Search the data for the string "years" and extract every line where it appears.

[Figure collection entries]

○ ○ ○ ○ ○

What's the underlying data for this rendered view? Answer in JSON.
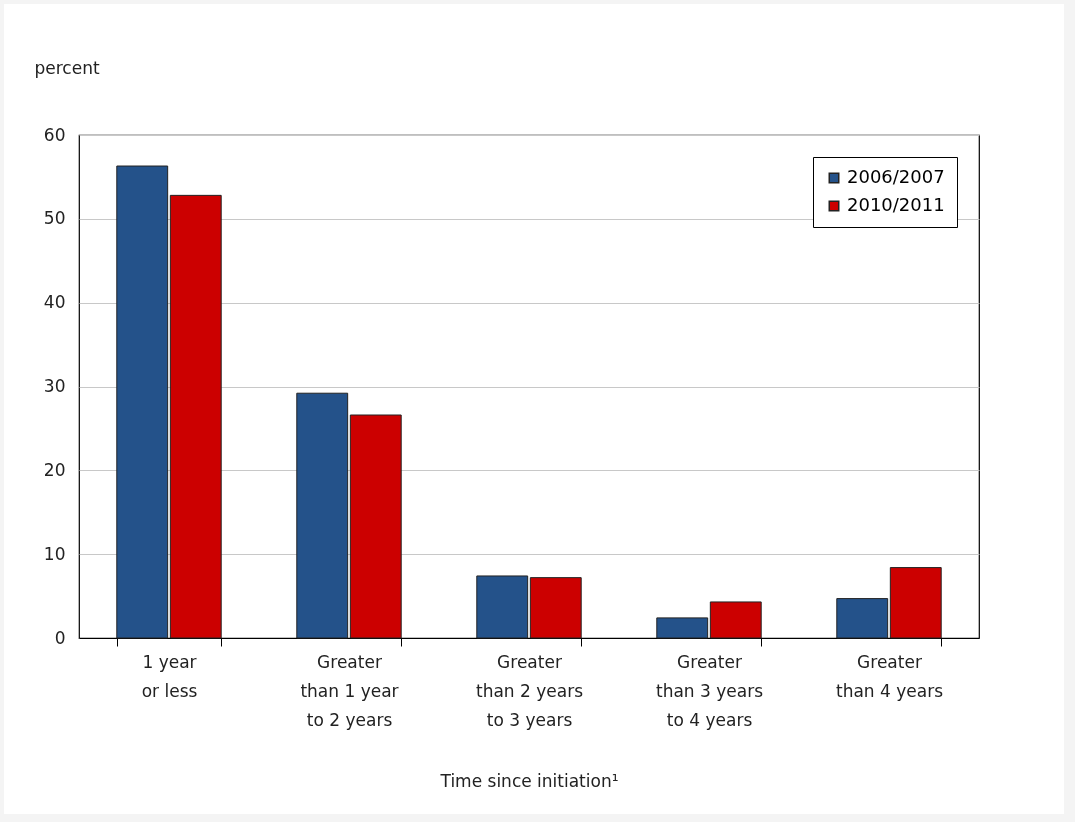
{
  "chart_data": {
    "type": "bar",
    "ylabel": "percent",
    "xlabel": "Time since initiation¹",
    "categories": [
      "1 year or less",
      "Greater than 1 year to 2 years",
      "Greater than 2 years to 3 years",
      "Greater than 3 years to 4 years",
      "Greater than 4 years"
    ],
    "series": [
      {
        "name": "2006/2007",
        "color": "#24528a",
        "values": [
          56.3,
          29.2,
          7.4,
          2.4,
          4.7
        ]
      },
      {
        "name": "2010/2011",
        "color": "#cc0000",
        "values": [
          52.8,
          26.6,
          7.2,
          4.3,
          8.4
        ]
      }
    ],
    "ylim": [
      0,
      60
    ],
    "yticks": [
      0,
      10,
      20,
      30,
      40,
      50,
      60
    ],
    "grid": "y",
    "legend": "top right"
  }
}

○ ○ ○ ○ ○

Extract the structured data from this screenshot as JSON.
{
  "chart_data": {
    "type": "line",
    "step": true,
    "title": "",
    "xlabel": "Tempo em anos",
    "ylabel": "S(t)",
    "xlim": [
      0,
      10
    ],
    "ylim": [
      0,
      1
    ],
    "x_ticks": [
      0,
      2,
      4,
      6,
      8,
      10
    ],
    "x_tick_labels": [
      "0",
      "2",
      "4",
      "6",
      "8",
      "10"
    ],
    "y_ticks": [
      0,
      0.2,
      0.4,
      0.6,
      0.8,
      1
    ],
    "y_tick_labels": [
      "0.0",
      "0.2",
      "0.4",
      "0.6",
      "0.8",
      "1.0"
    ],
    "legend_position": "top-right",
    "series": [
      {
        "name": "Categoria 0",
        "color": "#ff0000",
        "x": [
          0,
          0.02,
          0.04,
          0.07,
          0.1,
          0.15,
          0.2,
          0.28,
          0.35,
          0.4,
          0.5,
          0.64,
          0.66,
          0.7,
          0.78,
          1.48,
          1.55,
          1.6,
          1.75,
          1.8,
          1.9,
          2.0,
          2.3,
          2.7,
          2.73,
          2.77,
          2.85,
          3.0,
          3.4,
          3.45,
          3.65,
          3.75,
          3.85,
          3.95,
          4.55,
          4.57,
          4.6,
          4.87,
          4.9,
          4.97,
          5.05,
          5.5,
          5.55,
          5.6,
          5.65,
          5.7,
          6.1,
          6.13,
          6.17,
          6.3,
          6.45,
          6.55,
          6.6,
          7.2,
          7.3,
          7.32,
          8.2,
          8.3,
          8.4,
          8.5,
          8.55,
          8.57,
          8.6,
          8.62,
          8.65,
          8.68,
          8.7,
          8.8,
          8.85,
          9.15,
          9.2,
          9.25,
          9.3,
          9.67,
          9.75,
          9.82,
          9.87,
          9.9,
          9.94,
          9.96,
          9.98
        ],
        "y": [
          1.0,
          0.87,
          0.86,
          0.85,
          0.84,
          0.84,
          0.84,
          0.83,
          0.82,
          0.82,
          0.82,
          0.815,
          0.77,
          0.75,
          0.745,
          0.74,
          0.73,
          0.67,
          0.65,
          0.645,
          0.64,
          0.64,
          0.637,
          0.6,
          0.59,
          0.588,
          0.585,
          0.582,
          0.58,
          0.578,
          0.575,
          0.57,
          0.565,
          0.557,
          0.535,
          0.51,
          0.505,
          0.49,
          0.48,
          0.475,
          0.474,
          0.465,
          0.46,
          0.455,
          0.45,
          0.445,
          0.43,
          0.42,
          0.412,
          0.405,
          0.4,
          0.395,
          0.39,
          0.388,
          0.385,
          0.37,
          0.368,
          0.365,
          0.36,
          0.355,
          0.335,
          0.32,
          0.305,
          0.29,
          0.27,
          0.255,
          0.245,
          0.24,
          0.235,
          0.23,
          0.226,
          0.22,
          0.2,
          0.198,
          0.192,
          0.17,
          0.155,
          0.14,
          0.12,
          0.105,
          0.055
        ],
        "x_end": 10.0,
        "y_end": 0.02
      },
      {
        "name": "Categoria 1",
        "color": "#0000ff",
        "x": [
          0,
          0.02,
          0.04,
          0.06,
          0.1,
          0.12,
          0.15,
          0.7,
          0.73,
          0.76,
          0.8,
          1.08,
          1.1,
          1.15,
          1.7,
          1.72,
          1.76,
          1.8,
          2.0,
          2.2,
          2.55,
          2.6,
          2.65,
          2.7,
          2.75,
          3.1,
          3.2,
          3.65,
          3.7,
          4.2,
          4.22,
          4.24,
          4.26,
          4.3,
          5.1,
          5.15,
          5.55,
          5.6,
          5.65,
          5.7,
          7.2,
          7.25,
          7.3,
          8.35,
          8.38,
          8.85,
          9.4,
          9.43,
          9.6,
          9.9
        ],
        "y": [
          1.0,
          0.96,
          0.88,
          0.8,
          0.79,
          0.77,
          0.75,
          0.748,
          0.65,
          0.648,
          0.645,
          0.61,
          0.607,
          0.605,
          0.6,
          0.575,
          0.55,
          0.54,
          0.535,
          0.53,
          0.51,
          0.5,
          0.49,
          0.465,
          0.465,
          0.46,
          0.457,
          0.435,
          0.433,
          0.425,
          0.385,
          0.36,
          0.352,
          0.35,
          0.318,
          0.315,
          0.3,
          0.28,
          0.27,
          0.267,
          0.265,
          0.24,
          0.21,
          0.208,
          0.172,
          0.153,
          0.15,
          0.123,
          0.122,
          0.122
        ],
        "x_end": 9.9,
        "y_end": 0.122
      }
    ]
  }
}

○ ○ ○ ○ ○

### Solution to the problem
      "Greater than 1 year to 2 years",
      "Greater than 2 years to 3 years",
      "Greater than 3 years to 4 years",
      "Greater than 4 years"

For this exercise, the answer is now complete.